** Records for the task follows **

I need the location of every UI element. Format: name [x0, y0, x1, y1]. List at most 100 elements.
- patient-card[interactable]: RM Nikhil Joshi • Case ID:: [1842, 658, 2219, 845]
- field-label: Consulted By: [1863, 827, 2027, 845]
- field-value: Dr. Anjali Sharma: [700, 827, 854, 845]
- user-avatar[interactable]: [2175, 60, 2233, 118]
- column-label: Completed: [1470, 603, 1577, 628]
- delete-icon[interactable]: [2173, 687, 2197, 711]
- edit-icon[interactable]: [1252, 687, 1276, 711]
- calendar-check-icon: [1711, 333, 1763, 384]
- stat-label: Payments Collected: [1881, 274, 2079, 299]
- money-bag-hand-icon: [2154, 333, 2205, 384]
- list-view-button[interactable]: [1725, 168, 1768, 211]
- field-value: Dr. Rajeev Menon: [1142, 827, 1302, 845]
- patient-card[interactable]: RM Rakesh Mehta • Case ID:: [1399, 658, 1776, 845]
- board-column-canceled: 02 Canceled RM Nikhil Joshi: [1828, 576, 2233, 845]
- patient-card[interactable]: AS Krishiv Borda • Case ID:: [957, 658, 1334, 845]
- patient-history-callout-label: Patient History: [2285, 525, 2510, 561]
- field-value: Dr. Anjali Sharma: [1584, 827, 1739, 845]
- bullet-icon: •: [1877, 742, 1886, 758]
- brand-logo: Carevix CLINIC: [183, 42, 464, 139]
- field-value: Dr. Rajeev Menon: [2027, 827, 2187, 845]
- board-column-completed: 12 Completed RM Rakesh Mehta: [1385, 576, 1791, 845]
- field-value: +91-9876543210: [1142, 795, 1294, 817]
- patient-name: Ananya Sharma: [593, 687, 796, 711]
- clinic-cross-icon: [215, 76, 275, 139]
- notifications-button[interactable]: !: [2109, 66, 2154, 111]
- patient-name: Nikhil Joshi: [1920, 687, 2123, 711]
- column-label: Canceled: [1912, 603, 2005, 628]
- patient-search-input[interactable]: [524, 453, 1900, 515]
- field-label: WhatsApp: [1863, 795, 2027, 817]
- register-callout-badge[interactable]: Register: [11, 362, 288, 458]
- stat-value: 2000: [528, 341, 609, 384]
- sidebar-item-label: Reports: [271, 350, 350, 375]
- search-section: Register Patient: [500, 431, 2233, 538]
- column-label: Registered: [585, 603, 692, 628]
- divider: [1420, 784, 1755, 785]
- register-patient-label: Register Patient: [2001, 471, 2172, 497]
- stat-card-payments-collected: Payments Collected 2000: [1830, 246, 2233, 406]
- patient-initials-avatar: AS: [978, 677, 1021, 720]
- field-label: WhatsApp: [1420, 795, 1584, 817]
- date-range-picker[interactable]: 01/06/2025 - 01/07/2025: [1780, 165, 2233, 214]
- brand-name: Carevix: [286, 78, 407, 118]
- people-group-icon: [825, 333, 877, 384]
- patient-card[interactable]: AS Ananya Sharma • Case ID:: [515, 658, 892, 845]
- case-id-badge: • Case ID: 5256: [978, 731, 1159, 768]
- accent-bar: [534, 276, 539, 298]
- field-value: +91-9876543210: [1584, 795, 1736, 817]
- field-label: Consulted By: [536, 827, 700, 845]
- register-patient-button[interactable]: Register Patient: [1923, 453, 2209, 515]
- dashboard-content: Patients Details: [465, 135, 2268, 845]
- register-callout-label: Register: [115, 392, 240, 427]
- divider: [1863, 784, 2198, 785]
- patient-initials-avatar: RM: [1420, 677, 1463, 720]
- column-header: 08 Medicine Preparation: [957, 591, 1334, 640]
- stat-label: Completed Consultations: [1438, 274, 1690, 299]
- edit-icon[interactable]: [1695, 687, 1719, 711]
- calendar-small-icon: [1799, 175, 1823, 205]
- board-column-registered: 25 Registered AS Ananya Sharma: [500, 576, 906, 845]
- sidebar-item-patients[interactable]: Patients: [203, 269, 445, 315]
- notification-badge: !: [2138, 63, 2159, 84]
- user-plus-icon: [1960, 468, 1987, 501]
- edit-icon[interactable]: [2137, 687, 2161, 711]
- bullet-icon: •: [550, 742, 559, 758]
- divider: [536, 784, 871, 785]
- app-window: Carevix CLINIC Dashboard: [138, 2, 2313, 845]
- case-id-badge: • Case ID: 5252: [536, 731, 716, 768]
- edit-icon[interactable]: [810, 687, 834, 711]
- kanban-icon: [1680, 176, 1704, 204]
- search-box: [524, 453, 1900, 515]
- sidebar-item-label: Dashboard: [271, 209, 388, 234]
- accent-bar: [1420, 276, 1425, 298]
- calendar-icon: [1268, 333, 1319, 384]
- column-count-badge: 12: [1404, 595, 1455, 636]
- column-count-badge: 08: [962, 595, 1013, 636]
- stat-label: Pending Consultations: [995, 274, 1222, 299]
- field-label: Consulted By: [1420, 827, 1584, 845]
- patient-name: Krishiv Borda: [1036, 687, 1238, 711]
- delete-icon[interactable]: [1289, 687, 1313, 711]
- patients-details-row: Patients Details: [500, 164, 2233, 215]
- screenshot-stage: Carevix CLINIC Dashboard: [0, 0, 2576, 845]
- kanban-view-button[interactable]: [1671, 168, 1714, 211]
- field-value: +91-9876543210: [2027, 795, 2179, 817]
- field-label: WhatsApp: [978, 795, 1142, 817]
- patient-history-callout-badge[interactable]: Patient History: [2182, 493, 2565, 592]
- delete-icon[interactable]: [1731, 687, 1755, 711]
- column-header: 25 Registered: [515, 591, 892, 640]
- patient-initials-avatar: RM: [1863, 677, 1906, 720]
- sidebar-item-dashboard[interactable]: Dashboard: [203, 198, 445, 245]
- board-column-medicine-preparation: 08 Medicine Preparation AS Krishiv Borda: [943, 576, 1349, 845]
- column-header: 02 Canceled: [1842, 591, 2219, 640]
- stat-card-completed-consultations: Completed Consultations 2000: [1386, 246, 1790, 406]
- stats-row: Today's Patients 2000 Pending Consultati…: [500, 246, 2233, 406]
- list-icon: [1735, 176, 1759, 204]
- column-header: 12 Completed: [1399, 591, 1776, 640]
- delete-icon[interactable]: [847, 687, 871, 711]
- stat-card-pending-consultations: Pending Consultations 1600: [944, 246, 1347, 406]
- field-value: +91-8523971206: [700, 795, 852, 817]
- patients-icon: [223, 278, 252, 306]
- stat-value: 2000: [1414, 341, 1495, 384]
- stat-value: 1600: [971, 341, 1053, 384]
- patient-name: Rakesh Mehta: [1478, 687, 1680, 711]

** End of Records for the task **

• **Work instruction**
An exact transcription of all the entries is needed.

• **Solution**
I need the location of every UI element. Format: name [x0, y0, x1, y1]. List at most 100 elements.
- patient-card[interactable]: RM Nikhil Joshi • Case ID:: [1842, 658, 2219, 845]
- field-label: Consulted By: [1863, 827, 2027, 845]
- field-value: Dr. Anjali Sharma: [700, 827, 854, 845]
- user-avatar[interactable]: [2175, 60, 2233, 118]
- column-label: Completed: [1470, 603, 1577, 628]
- delete-icon[interactable]: [2173, 687, 2197, 711]
- edit-icon[interactable]: [1252, 687, 1276, 711]
- calendar-check-icon: [1711, 333, 1763, 384]
- stat-label: Payments Collected: [1881, 274, 2079, 299]
- money-bag-hand-icon: [2154, 333, 2205, 384]
- list-view-button[interactable]: [1725, 168, 1768, 211]
- field-value: Dr. Rajeev Menon: [1142, 827, 1302, 845]
- patient-card[interactable]: RM Rakesh Mehta • Case ID:: [1399, 658, 1776, 845]
- board-column-canceled: 02 Canceled RM Nikhil Joshi: [1828, 576, 2233, 845]
- patient-card[interactable]: AS Krishiv Borda • Case ID:: [957, 658, 1334, 845]
- patient-history-callout-label: Patient History: [2285, 525, 2510, 561]
- field-value: Dr. Anjali Sharma: [1584, 827, 1739, 845]
- bullet-icon: •: [1877, 742, 1886, 758]
- brand-logo: Carevix CLINIC: [183, 42, 464, 139]
- field-value: Dr. Rajeev Menon: [2027, 827, 2187, 845]
- board-column-completed: 12 Completed RM Rakesh Mehta: [1385, 576, 1791, 845]
- field-value: +91-9876543210: [1142, 795, 1294, 817]
- patient-name: Ananya Sharma: [593, 687, 796, 711]
- clinic-cross-icon: [215, 76, 275, 139]
- notifications-button[interactable]: !: [2109, 66, 2154, 111]
- patient-name: Nikhil Joshi: [1920, 687, 2123, 711]
- column-label: Canceled: [1912, 603, 2005, 628]
- patient-search-input[interactable]: [524, 453, 1900, 515]
- field-label: WhatsApp: [1863, 795, 2027, 817]
- register-callout-badge[interactable]: Register: [11, 362, 288, 458]
- stat-value: 2000: [528, 341, 609, 384]
- sidebar-item-label: Reports: [271, 350, 350, 375]
- search-section: Register Patient: [500, 431, 2233, 538]
- column-label: Registered: [585, 603, 692, 628]
- divider: [1420, 784, 1755, 785]
- register-patient-label: Register Patient: [2001, 471, 2172, 497]
- stat-card-payments-collected: Payments Collected 2000: [1830, 246, 2233, 406]
- patient-initials-avatar: AS: [978, 677, 1021, 720]
- field-label: WhatsApp: [1420, 795, 1584, 817]
- date-range-picker[interactable]: 01/06/2025 - 01/07/2025: [1780, 165, 2233, 214]
- brand-name: Carevix: [286, 78, 407, 118]
- people-group-icon: [825, 333, 877, 384]
- patient-card[interactable]: AS Ananya Sharma • Case ID:: [515, 658, 892, 845]
- case-id-badge: • Case ID: 5256: [978, 731, 1159, 768]
- accent-bar: [534, 276, 539, 298]
- field-value: +91-9876543210: [1584, 795, 1736, 817]
- field-label: Consulted By: [536, 827, 700, 845]
- register-patient-button[interactable]: Register Patient: [1923, 453, 2209, 515]
- dashboard-content: Patients Details: [465, 135, 2268, 845]
- register-callout-label: Register: [115, 392, 240, 427]
- divider: [1863, 784, 2198, 785]
- patient-initials-avatar: RM: [1420, 677, 1463, 720]
- column-header: 08 Medicine Preparation: [957, 591, 1334, 640]
- stat-label: Completed Consultations: [1438, 274, 1690, 299]
- edit-icon[interactable]: [1695, 687, 1719, 711]
- calendar-small-icon: [1799, 175, 1823, 205]
- board-column-registered: 25 Registered AS Ananya Sharma: [500, 576, 906, 845]
- sidebar-item-patients[interactable]: Patients: [203, 269, 445, 315]
- notification-badge: !: [2138, 63, 2159, 84]
- user-plus-icon: [1960, 468, 1987, 501]
- edit-icon[interactable]: [2137, 687, 2161, 711]
- bullet-icon: •: [550, 742, 559, 758]
- divider: [536, 784, 871, 785]
- app-window: Carevix CLINIC Dashboard: [138, 2, 2313, 845]
- case-id-badge: • Case ID: 5252: [536, 731, 716, 768]
- edit-icon[interactable]: [810, 687, 834, 711]
- kanban-icon: [1680, 176, 1704, 204]
- search-box: [524, 453, 1900, 515]
- sidebar-item-label: Dashboard: [271, 209, 388, 234]
- accent-bar: [1420, 276, 1425, 298]
- calendar-icon: [1268, 333, 1319, 384]
- column-count-badge: 12: [1404, 595, 1455, 636]
- column-count-badge: 08: [962, 595, 1013, 636]
- stat-label: Pending Consultations: [995, 274, 1222, 299]
- field-label: Consulted By: [1420, 827, 1584, 845]
- patient-name: Krishiv Borda: [1036, 687, 1238, 711]
- delete-icon[interactable]: [1289, 687, 1313, 711]
- patients-details-row: Patients Details: [500, 164, 2233, 215]
- screenshot-stage: Carevix CLINIC Dashboard: [0, 0, 2576, 845]
- kanban-view-button[interactable]: [1671, 168, 1714, 211]
- field-value: +91-9876543210: [2027, 795, 2179, 817]
- field-label: WhatsApp: [978, 795, 1142, 817]
- patient-history-callout-badge[interactable]: Patient History: [2182, 493, 2565, 592]
- delete-icon[interactable]: [1731, 687, 1755, 711]
- column-header: 25 Registered: [515, 591, 892, 640]
- patient-initials-avatar: RM: [1863, 677, 1906, 720]
- sidebar-item-dashboard[interactable]: Dashboard: [203, 198, 445, 245]
- board-column-medicine-preparation: 08 Medicine Preparation AS Krishiv Borda: [943, 576, 1349, 845]
- column-header: 02 Canceled: [1842, 591, 2219, 640]
- stat-card-completed-consultations: Completed Consultations 2000: [1386, 246, 1790, 406]
- stats-row: Today's Patients 2000 Pending Consultati…: [500, 246, 2233, 406]
- list-icon: [1735, 176, 1759, 204]
- column-header: 12 Completed: [1399, 591, 1776, 640]
- delete-icon[interactable]: [847, 687, 871, 711]
- stat-card-pending-consultations: Pending Consultations 1600: [944, 246, 1347, 406]
- field-value: +91-8523971206: [700, 795, 852, 817]
- patients-icon: [223, 278, 252, 306]
- stat-value: 2000: [1414, 341, 1495, 384]
- stat-value: 1600: [971, 341, 1053, 384]
- patient-name: Rakesh Mehta: [1478, 687, 1680, 711]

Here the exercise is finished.